Extracts from a graphics dataset
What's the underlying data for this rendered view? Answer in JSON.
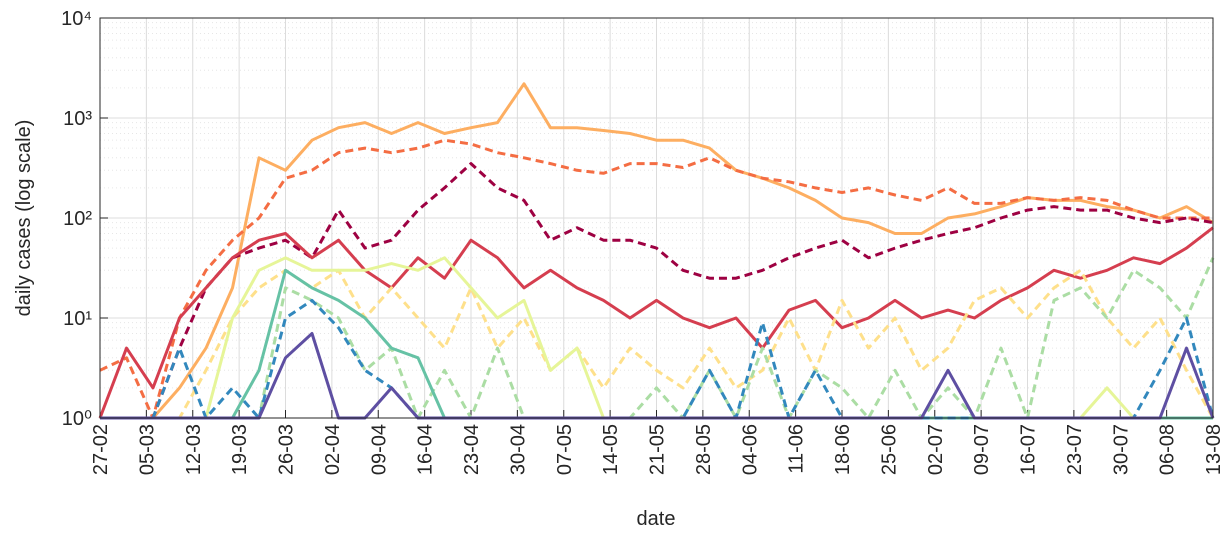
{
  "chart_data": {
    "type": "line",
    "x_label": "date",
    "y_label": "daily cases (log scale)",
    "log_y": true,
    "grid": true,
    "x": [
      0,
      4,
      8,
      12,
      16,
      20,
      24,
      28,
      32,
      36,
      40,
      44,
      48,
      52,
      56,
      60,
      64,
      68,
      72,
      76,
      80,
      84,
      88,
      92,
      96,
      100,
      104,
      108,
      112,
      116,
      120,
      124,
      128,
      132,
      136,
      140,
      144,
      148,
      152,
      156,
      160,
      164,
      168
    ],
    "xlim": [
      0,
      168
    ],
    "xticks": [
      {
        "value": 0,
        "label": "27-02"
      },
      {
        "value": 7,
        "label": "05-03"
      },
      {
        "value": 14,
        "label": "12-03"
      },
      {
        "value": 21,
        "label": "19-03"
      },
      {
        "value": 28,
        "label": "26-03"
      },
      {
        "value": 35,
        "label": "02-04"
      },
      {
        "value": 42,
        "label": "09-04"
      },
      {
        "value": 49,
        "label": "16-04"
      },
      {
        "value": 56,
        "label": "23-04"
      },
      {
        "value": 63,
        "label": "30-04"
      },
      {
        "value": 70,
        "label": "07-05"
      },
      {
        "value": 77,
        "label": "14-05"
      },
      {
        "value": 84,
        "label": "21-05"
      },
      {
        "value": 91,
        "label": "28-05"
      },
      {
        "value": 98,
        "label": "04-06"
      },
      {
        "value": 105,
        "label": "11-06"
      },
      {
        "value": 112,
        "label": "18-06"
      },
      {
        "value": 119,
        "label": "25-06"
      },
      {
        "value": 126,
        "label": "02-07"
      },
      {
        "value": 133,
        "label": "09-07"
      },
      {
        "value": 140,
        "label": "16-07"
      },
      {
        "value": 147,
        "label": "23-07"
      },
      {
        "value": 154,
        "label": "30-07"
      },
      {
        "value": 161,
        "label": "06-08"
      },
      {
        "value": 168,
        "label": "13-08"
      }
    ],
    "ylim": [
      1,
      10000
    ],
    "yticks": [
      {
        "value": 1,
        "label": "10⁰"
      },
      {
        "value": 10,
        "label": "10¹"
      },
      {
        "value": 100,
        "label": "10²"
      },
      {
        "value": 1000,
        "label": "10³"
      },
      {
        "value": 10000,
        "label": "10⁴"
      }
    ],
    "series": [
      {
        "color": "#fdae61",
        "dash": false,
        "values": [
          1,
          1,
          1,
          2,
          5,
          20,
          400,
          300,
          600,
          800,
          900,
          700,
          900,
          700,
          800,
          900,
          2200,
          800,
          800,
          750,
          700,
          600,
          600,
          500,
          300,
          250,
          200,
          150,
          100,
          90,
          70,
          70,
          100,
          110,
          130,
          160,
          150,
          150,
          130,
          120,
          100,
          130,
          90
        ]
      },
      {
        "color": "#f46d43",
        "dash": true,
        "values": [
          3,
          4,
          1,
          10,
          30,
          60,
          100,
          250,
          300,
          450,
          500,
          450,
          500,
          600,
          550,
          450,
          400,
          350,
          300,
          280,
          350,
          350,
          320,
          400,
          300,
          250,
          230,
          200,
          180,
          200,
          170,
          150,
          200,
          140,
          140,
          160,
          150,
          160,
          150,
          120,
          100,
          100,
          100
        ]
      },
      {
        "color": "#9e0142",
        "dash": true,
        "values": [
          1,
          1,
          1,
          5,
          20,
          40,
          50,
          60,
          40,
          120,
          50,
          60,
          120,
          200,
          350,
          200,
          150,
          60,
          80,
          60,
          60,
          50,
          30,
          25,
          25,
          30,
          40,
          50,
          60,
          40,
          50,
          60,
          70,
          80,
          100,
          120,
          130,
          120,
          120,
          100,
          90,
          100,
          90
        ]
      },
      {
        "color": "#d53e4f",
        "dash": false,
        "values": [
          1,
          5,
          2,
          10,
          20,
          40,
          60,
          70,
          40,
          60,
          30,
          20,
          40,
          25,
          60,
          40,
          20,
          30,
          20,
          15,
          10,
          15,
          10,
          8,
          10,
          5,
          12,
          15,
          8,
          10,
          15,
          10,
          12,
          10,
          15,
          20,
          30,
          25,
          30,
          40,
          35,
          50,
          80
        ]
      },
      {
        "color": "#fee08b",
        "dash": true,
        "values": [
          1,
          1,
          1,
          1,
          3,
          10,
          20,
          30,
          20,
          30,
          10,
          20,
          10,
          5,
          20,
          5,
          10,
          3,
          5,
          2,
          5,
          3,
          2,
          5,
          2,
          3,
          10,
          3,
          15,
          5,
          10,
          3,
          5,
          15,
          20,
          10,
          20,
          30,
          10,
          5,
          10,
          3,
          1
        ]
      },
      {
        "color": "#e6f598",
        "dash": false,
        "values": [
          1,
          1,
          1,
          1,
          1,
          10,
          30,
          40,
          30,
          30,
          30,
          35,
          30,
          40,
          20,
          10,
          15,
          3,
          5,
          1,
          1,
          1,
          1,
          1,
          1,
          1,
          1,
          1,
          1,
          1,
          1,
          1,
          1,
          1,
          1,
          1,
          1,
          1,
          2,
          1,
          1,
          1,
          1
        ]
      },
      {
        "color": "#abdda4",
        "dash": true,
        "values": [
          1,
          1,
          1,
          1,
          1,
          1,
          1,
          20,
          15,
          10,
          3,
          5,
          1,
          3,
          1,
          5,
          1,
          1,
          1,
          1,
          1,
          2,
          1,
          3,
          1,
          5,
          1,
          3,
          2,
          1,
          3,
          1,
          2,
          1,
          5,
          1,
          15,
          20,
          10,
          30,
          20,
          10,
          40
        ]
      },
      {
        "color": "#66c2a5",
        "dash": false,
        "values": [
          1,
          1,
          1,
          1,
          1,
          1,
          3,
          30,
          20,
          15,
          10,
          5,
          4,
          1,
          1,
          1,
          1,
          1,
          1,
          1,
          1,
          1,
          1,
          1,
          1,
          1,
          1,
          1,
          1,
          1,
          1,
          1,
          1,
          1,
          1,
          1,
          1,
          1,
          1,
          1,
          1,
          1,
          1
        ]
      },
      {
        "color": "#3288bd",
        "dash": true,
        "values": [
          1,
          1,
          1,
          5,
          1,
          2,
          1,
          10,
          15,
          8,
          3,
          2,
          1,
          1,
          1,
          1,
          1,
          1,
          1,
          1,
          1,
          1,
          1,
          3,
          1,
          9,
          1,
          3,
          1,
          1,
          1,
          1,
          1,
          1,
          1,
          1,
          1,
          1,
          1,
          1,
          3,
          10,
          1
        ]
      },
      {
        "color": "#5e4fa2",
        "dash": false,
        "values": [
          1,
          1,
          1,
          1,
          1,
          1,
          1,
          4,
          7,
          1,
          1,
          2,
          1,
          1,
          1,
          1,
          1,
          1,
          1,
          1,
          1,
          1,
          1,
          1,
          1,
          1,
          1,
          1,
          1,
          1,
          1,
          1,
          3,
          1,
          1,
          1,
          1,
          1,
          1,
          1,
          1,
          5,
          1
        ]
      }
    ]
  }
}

Job -
Print the complete listing exactly, apart from any pictures.

Task result -
What's the underlying data for this rendered view? Answer in JSON.
{
  "chart_data": {
    "type": "line",
    "x_label": "date",
    "y_label": "daily cases (log scale)",
    "log_y": true,
    "grid": true,
    "x": [
      0,
      4,
      8,
      12,
      16,
      20,
      24,
      28,
      32,
      36,
      40,
      44,
      48,
      52,
      56,
      60,
      64,
      68,
      72,
      76,
      80,
      84,
      88,
      92,
      96,
      100,
      104,
      108,
      112,
      116,
      120,
      124,
      128,
      132,
      136,
      140,
      144,
      148,
      152,
      156,
      160,
      164,
      168
    ],
    "xlim": [
      0,
      168
    ],
    "xticks": [
      {
        "value": 0,
        "label": "27-02"
      },
      {
        "value": 7,
        "label": "05-03"
      },
      {
        "value": 14,
        "label": "12-03"
      },
      {
        "value": 21,
        "label": "19-03"
      },
      {
        "value": 28,
        "label": "26-03"
      },
      {
        "value": 35,
        "label": "02-04"
      },
      {
        "value": 42,
        "label": "09-04"
      },
      {
        "value": 49,
        "label": "16-04"
      },
      {
        "value": 56,
        "label": "23-04"
      },
      {
        "value": 63,
        "label": "30-04"
      },
      {
        "value": 70,
        "label": "07-05"
      },
      {
        "value": 77,
        "label": "14-05"
      },
      {
        "value": 84,
        "label": "21-05"
      },
      {
        "value": 91,
        "label": "28-05"
      },
      {
        "value": 98,
        "label": "04-06"
      },
      {
        "value": 105,
        "label": "11-06"
      },
      {
        "value": 112,
        "label": "18-06"
      },
      {
        "value": 119,
        "label": "25-06"
      },
      {
        "value": 126,
        "label": "02-07"
      },
      {
        "value": 133,
        "label": "09-07"
      },
      {
        "value": 140,
        "label": "16-07"
      },
      {
        "value": 147,
        "label": "23-07"
      },
      {
        "value": 154,
        "label": "30-07"
      },
      {
        "value": 161,
        "label": "06-08"
      },
      {
        "value": 168,
        "label": "13-08"
      }
    ],
    "ylim": [
      1,
      10000
    ],
    "yticks": [
      {
        "value": 1,
        "label": "10⁰"
      },
      {
        "value": 10,
        "label": "10¹"
      },
      {
        "value": 100,
        "label": "10²"
      },
      {
        "value": 1000,
        "label": "10³"
      },
      {
        "value": 10000,
        "label": "10⁴"
      }
    ],
    "series": [
      {
        "color": "#fdae61",
        "dash": false,
        "values": [
          1,
          1,
          1,
          2,
          5,
          20,
          400,
          300,
          600,
          800,
          900,
          700,
          900,
          700,
          800,
          900,
          2200,
          800,
          800,
          750,
          700,
          600,
          600,
          500,
          300,
          250,
          200,
          150,
          100,
          90,
          70,
          70,
          100,
          110,
          130,
          160,
          150,
          150,
          130,
          120,
          100,
          130,
          90
        ]
      },
      {
        "color": "#f46d43",
        "dash": true,
        "values": [
          3,
          4,
          1,
          10,
          30,
          60,
          100,
          250,
          300,
          450,
          500,
          450,
          500,
          600,
          550,
          450,
          400,
          350,
          300,
          280,
          350,
          350,
          320,
          400,
          300,
          250,
          230,
          200,
          180,
          200,
          170,
          150,
          200,
          140,
          140,
          160,
          150,
          160,
          150,
          120,
          100,
          100,
          100
        ]
      },
      {
        "color": "#9e0142",
        "dash": true,
        "values": [
          1,
          1,
          1,
          5,
          20,
          40,
          50,
          60,
          40,
          120,
          50,
          60,
          120,
          200,
          350,
          200,
          150,
          60,
          80,
          60,
          60,
          50,
          30,
          25,
          25,
          30,
          40,
          50,
          60,
          40,
          50,
          60,
          70,
          80,
          100,
          120,
          130,
          120,
          120,
          100,
          90,
          100,
          90
        ]
      },
      {
        "color": "#d53e4f",
        "dash": false,
        "values": [
          1,
          5,
          2,
          10,
          20,
          40,
          60,
          70,
          40,
          60,
          30,
          20,
          40,
          25,
          60,
          40,
          20,
          30,
          20,
          15,
          10,
          15,
          10,
          8,
          10,
          5,
          12,
          15,
          8,
          10,
          15,
          10,
          12,
          10,
          15,
          20,
          30,
          25,
          30,
          40,
          35,
          50,
          80
        ]
      },
      {
        "color": "#fee08b",
        "dash": true,
        "values": [
          1,
          1,
          1,
          1,
          3,
          10,
          20,
          30,
          20,
          30,
          10,
          20,
          10,
          5,
          20,
          5,
          10,
          3,
          5,
          2,
          5,
          3,
          2,
          5,
          2,
          3,
          10,
          3,
          15,
          5,
          10,
          3,
          5,
          15,
          20,
          10,
          20,
          30,
          10,
          5,
          10,
          3,
          1
        ]
      },
      {
        "color": "#e6f598",
        "dash": false,
        "values": [
          1,
          1,
          1,
          1,
          1,
          10,
          30,
          40,
          30,
          30,
          30,
          35,
          30,
          40,
          20,
          10,
          15,
          3,
          5,
          1,
          1,
          1,
          1,
          1,
          1,
          1,
          1,
          1,
          1,
          1,
          1,
          1,
          1,
          1,
          1,
          1,
          1,
          1,
          2,
          1,
          1,
          1,
          1
        ]
      },
      {
        "color": "#abdda4",
        "dash": true,
        "values": [
          1,
          1,
          1,
          1,
          1,
          1,
          1,
          20,
          15,
          10,
          3,
          5,
          1,
          3,
          1,
          5,
          1,
          1,
          1,
          1,
          1,
          2,
          1,
          3,
          1,
          5,
          1,
          3,
          2,
          1,
          3,
          1,
          2,
          1,
          5,
          1,
          15,
          20,
          10,
          30,
          20,
          10,
          40
        ]
      },
      {
        "color": "#66c2a5",
        "dash": false,
        "values": [
          1,
          1,
          1,
          1,
          1,
          1,
          3,
          30,
          20,
          15,
          10,
          5,
          4,
          1,
          1,
          1,
          1,
          1,
          1,
          1,
          1,
          1,
          1,
          1,
          1,
          1,
          1,
          1,
          1,
          1,
          1,
          1,
          1,
          1,
          1,
          1,
          1,
          1,
          1,
          1,
          1,
          1,
          1
        ]
      },
      {
        "color": "#3288bd",
        "dash": true,
        "values": [
          1,
          1,
          1,
          5,
          1,
          2,
          1,
          10,
          15,
          8,
          3,
          2,
          1,
          1,
          1,
          1,
          1,
          1,
          1,
          1,
          1,
          1,
          1,
          3,
          1,
          9,
          1,
          3,
          1,
          1,
          1,
          1,
          1,
          1,
          1,
          1,
          1,
          1,
          1,
          1,
          3,
          10,
          1
        ]
      },
      {
        "color": "#5e4fa2",
        "dash": false,
        "values": [
          1,
          1,
          1,
          1,
          1,
          1,
          1,
          4,
          7,
          1,
          1,
          2,
          1,
          1,
          1,
          1,
          1,
          1,
          1,
          1,
          1,
          1,
          1,
          1,
          1,
          1,
          1,
          1,
          1,
          1,
          1,
          1,
          3,
          1,
          1,
          1,
          1,
          1,
          1,
          1,
          1,
          5,
          1
        ]
      }
    ]
  }
}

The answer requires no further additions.